▶ **What you have to do**: Reproduce the following lines word for word, beginning with the line containing "bar-2027: [473, 133, 567, 343]" and continuing through the line containing "bar-2025: [253, 191, 347, 343]".

▶ **Records provided**:
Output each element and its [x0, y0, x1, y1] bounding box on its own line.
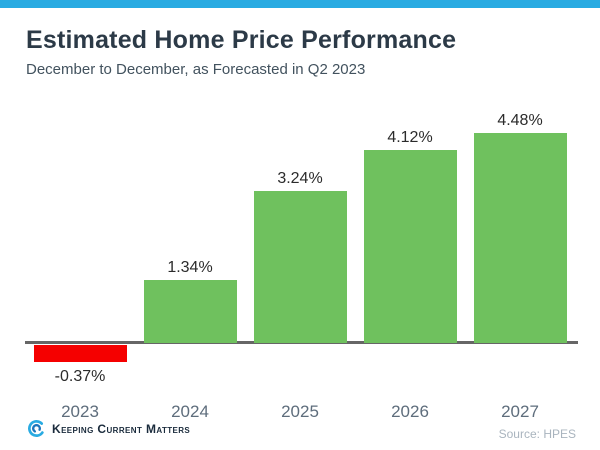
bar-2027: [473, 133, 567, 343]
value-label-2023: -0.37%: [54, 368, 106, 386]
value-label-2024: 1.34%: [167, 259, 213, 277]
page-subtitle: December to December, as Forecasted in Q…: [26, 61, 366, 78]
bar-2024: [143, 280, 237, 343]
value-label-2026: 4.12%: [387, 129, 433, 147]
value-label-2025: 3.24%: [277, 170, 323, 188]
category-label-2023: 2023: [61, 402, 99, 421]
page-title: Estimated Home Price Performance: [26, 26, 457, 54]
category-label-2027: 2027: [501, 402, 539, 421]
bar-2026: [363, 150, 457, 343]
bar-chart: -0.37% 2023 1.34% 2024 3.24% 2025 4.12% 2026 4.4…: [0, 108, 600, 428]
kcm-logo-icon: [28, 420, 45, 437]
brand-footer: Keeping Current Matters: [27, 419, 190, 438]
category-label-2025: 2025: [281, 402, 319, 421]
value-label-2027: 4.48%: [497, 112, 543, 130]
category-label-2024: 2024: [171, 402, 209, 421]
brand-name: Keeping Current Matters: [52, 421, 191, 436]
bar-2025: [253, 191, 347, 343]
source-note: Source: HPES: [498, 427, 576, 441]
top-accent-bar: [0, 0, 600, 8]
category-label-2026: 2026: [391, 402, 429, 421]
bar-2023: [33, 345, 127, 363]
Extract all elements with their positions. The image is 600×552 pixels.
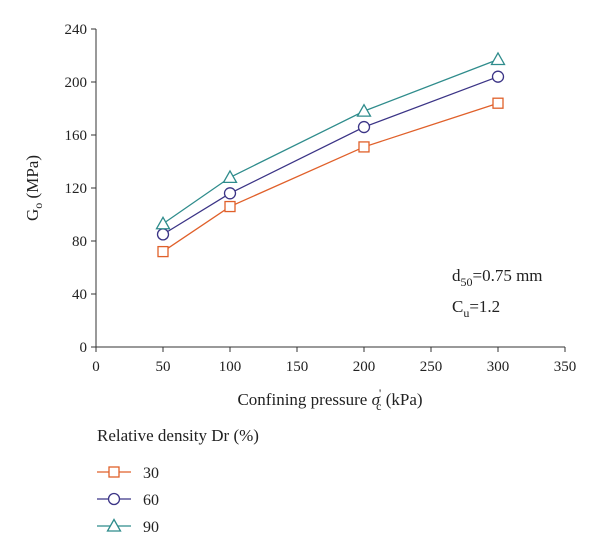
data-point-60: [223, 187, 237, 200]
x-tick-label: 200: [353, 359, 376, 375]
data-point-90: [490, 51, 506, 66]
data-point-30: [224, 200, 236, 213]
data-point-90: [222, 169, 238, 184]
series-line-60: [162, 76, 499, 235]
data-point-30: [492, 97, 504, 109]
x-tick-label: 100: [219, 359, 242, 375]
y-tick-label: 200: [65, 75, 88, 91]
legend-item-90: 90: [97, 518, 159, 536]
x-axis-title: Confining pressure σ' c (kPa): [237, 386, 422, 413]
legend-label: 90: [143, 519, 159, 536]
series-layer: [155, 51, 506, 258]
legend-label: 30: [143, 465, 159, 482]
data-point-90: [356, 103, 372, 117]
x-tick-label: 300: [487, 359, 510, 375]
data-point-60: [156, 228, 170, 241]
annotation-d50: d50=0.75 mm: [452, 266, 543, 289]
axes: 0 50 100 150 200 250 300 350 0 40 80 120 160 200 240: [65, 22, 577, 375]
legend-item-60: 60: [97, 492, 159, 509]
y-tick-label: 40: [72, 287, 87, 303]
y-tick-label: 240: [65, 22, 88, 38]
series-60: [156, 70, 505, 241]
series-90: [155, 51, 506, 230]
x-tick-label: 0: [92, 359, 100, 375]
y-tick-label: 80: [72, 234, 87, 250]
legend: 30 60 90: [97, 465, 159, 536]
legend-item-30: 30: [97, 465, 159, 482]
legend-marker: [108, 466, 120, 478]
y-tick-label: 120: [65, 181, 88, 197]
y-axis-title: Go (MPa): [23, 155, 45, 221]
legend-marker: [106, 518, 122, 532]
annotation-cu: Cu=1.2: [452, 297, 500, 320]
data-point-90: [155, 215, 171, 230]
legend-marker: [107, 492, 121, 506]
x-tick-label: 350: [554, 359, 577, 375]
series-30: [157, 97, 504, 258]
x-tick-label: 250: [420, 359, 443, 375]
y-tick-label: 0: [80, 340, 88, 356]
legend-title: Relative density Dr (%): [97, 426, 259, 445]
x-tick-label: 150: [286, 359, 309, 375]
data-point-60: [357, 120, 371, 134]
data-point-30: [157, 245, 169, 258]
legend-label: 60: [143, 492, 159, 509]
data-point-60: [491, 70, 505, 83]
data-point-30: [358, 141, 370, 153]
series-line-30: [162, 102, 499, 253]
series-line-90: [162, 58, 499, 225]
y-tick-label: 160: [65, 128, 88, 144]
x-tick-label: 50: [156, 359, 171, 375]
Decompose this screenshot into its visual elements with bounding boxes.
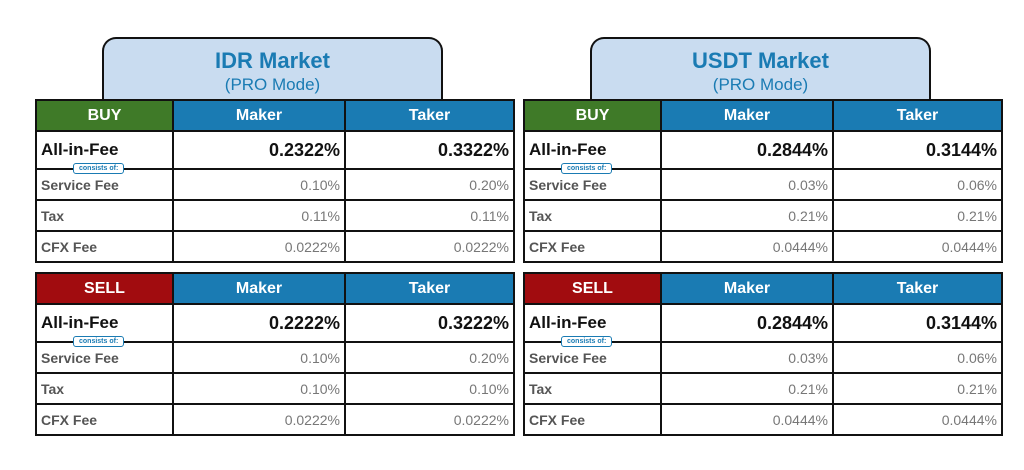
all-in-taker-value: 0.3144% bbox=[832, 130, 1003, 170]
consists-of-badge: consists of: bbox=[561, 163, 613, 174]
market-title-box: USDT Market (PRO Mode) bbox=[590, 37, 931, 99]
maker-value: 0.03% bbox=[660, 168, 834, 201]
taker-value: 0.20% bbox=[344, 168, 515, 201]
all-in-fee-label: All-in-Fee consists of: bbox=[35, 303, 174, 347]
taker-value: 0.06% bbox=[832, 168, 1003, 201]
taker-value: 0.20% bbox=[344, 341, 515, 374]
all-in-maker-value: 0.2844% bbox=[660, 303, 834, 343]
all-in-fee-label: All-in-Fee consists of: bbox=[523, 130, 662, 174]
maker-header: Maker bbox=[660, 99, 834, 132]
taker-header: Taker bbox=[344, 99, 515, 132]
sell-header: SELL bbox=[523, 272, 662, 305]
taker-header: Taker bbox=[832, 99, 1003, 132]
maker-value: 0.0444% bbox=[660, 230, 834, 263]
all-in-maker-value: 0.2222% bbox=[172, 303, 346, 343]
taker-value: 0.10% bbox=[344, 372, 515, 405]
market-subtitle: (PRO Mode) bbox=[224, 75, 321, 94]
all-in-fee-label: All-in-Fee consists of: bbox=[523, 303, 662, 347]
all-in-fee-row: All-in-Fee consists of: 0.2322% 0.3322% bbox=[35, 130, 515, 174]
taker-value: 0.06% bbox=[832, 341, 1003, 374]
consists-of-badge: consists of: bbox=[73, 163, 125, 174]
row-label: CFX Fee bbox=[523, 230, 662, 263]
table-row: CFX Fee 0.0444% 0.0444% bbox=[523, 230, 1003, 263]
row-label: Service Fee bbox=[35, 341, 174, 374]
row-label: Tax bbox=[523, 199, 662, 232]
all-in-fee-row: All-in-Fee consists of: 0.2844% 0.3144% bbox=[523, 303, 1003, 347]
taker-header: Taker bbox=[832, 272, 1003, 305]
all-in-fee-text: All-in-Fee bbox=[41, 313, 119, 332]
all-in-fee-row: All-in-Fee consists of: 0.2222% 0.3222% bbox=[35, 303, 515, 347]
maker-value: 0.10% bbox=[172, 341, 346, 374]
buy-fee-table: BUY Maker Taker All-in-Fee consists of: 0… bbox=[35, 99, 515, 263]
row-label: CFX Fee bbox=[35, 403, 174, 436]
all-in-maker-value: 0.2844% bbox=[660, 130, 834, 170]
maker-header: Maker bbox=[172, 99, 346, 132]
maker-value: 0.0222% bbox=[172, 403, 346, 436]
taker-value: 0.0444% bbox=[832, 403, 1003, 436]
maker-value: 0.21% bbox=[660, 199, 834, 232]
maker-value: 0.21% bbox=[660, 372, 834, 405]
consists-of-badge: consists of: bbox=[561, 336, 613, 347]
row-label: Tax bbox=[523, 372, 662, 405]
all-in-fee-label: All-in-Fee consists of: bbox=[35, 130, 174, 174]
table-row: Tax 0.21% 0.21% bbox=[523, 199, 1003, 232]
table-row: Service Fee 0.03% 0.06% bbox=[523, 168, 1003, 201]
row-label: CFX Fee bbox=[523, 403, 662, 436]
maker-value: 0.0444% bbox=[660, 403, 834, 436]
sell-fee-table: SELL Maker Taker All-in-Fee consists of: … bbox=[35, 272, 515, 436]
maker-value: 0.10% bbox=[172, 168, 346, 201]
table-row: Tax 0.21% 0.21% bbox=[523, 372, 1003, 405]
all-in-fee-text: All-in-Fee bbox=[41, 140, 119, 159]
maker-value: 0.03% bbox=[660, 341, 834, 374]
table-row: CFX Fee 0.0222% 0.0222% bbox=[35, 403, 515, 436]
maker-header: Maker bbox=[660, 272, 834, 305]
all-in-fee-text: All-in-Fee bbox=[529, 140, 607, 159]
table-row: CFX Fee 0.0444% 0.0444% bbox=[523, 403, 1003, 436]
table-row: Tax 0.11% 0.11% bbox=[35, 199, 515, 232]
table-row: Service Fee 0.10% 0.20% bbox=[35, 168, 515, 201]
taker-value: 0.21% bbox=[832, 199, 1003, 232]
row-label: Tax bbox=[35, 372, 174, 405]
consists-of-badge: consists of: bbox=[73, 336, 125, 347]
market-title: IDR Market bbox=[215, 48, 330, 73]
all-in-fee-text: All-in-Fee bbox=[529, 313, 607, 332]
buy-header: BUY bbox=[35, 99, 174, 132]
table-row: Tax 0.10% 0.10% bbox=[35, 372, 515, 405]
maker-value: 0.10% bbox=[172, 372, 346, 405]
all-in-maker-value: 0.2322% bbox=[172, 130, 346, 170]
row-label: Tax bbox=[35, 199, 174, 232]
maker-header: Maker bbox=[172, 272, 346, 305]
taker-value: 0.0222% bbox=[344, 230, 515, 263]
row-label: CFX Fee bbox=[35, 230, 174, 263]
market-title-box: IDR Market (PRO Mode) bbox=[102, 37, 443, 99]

▶ **Answer to this exercise**:
bar-2027: [473, 133, 567, 343]
value-label-2023: -0.37%: [54, 368, 106, 386]
value-label-2024: 1.34%: [167, 259, 213, 277]
page-subtitle: December to December, as Forecasted in Q…: [26, 61, 366, 78]
bar-2024: [143, 280, 237, 343]
value-label-2026: 4.12%: [387, 129, 433, 147]
value-label-2025: 3.24%: [277, 170, 323, 188]
category-label-2023: 2023: [61, 402, 99, 421]
page-title: Estimated Home Price Performance: [26, 26, 457, 54]
category-label-2027: 2027: [501, 402, 539, 421]
bar-2026: [363, 150, 457, 343]
bar-chart: -0.37% 2023 1.34% 2024 3.24% 2025 4.12% 2026 4.4…: [0, 108, 600, 428]
kcm-logo-icon: [28, 420, 45, 437]
brand-footer: Keeping Current Matters: [27, 419, 190, 438]
category-label-2025: 2025: [281, 402, 319, 421]
value-label-2027: 4.48%: [497, 112, 543, 130]
category-label-2024: 2024: [171, 402, 209, 421]
brand-name: Keeping Current Matters: [52, 421, 191, 436]
bar-2025: [253, 191, 347, 343]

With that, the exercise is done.